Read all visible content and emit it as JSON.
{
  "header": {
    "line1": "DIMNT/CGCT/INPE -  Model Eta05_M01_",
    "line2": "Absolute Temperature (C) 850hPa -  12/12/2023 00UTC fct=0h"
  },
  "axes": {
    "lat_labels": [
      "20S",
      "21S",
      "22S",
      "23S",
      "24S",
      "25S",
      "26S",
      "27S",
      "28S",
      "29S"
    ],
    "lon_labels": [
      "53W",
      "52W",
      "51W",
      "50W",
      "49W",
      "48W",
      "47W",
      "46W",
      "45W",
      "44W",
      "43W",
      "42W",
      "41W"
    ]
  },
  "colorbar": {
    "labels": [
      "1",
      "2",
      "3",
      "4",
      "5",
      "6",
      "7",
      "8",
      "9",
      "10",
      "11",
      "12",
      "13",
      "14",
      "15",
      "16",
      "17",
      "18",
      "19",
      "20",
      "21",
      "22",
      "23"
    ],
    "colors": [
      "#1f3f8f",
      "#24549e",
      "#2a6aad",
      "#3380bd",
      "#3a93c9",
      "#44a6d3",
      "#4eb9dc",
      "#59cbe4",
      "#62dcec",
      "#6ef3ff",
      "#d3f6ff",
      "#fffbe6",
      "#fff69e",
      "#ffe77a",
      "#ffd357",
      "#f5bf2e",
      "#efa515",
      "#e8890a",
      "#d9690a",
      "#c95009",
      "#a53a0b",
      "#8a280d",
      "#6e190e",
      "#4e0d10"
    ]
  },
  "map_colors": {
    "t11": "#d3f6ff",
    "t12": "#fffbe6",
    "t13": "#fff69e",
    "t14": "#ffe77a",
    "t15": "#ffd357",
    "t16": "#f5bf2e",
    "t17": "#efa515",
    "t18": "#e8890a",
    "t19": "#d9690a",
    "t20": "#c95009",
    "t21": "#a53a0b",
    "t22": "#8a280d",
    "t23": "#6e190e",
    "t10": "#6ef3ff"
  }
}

◆ ◆ ◆ ◆ ◆

- PROBLEM STATEMENT
Set down all of the records shown above once more, exactly.

- RESULT OF THE EXERCISE
Read all visible content and emit it as JSON.
{
  "header": {
    "line1": "DIMNT/CGCT/INPE -  Model Eta05_M01_",
    "line2": "Absolute Temperature (C) 850hPa -  12/12/2023 00UTC fct=0h"
  },
  "axes": {
    "lat_labels": [
      "20S",
      "21S",
      "22S",
      "23S",
      "24S",
      "25S",
      "26S",
      "27S",
      "28S",
      "29S"
    ],
    "lon_labels": [
      "53W",
      "52W",
      "51W",
      "50W",
      "49W",
      "48W",
      "47W",
      "46W",
      "45W",
      "44W",
      "43W",
      "42W",
      "41W"
    ]
  },
  "colorbar": {
    "labels": [
      "1",
      "2",
      "3",
      "4",
      "5",
      "6",
      "7",
      "8",
      "9",
      "10",
      "11",
      "12",
      "13",
      "14",
      "15",
      "16",
      "17",
      "18",
      "19",
      "20",
      "21",
      "22",
      "23"
    ],
    "colors": [
      "#1f3f8f",
      "#24549e",
      "#2a6aad",
      "#3380bd",
      "#3a93c9",
      "#44a6d3",
      "#4eb9dc",
      "#59cbe4",
      "#62dcec",
      "#6ef3ff",
      "#d3f6ff",
      "#fffbe6",
      "#fff69e",
      "#ffe77a",
      "#ffd357",
      "#f5bf2e",
      "#efa515",
      "#e8890a",
      "#d9690a",
      "#c95009",
      "#a53a0b",
      "#8a280d",
      "#6e190e",
      "#4e0d10"
    ]
  },
  "map_colors": {
    "t11": "#d3f6ff",
    "t12": "#fffbe6",
    "t13": "#fff69e",
    "t14": "#ffe77a",
    "t15": "#ffd357",
    "t16": "#f5bf2e",
    "t17": "#efa515",
    "t18": "#e8890a",
    "t19": "#d9690a",
    "t20": "#c95009",
    "t21": "#a53a0b",
    "t22": "#8a280d",
    "t23": "#6e190e",
    "t10": "#6ef3ff"
  }
}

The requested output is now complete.